Cummins planned to build a home there. In spring 2008, he cut down trees and started to fill in an approximately 1-acre wetland on his property. But he didn't have a permit, and Bonsack complained.

The Army Corps of Engineers investigated, found Cummins did not have a permit and has referred the case to the U.S. Environmental Protection Agency for potential enforcement.

"At this point, he has not cooperated with us, and that's why we referred this to the EPA," said John Prettyman, a Corps public affairs specialist.

Things boiled over Oct. 23, 2009, with threats, gunshots and Keith's arrest.

Prosecutors say the dispute that day centered on a fence. Cummins had hired a surveyor to check his fence lines. The wire fence he shares with Bonsack and Keith encroached a few feet into Cummins' property, according to prosecutors' trial brief filed with the court.

Cummins hired a fence builder. On Oct. 22, 2009, the fence builder called the Sheriff's Department over a dispute with Bonsack over the new fence. A deputy advised Bonsack to pursue civil remedies.

On the morning of Oct. 23, the fence builder returned to find his fence posts vandalized and the surveyor's markers pulled up. According to the trial brief, the fence builder told another deputy that Keith had threatened to rip out the fence with his tractor.

On the evening of Oct. 23, according to the trial brief, Cummins saw Keith pulling out fence posts. The two exchanged heated words. Cummins claims Keith threatened to kill him. But Keith claims Cummins threatened him with a length of pipe.

Shots are fired

The two men's accounts of what happened next diverge sharply.

Cummins claims he was on his cell phone talking to his fence builder when two bullets flew by him and landed nearby, according to the trial brief. He ran for cover and called 911.

Keith claimed he retrieved his rifle at least several minutes after the confrontation with Cummins and fired it twice at a stray cat in a tree behind his house, which was at least 300 feet away from Cummins and in the opposite direction, according to court records.

But under the questioning of a deputy, Keith admitted he fired his rifle to scare Cummins, according to court records.

## PROVIDED MATERIAL
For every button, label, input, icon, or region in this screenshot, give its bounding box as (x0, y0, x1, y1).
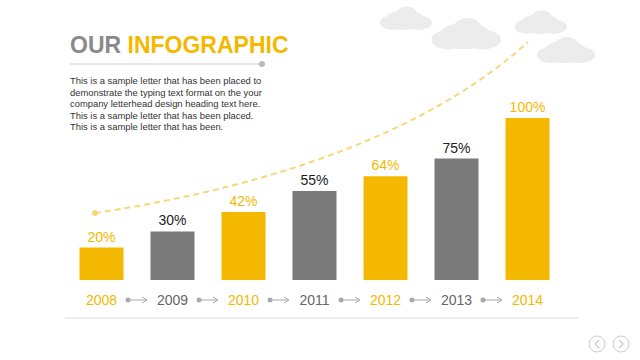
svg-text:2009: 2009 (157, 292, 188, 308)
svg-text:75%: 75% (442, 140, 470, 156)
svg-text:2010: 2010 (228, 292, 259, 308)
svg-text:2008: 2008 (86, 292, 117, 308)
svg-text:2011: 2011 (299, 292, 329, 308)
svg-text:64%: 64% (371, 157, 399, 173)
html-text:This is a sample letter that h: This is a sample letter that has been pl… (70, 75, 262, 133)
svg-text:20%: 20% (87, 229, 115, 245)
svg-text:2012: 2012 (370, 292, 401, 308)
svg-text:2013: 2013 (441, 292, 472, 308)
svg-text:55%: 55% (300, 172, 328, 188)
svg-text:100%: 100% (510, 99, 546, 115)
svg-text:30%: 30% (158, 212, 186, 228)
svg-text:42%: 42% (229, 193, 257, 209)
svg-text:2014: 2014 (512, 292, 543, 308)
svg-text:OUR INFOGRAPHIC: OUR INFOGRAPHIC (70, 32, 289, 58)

## TASK GOAL
Could you write what comes next in the news story about the Cummins and Keith property dispute, starting right after its final sentence?

## ANSWER TO THIS TASK
Deputies were not able to find shell casings from where Keith said he fired his gun at the cat and from where they suspect he fired at Cummins.

Keith, who is not in custody, declined to comment, on the advice of his attorney, Kirk McAllister of Modesto. But in one of the many e-mails Bonsack has sent to the media and others regarding this case, she defended her husband.

"Three years ago, after calling the sheriffs four times for protection against this man, he came after my husband, on our property, swinging a pipe at him," Bonsack wrote in a June e-mail to U.S. Sens. Barbara Boxer and Dianne Feinstein.

"Several minutes later, my husband, Ralph Bradley Keith, fired a gun in the opposite direction of him, in hopes the noise would ward him off. Mr. Cummins was standing 300 feet away."

Beyond a brief comment, Cummins also declined to be interviewed. "Everything is pretty much right there in the (court) file," he said. "The guy tried to kill me, and he's going to go to prison. I'm a witness in the case, so doing an interview could jeopardize the case."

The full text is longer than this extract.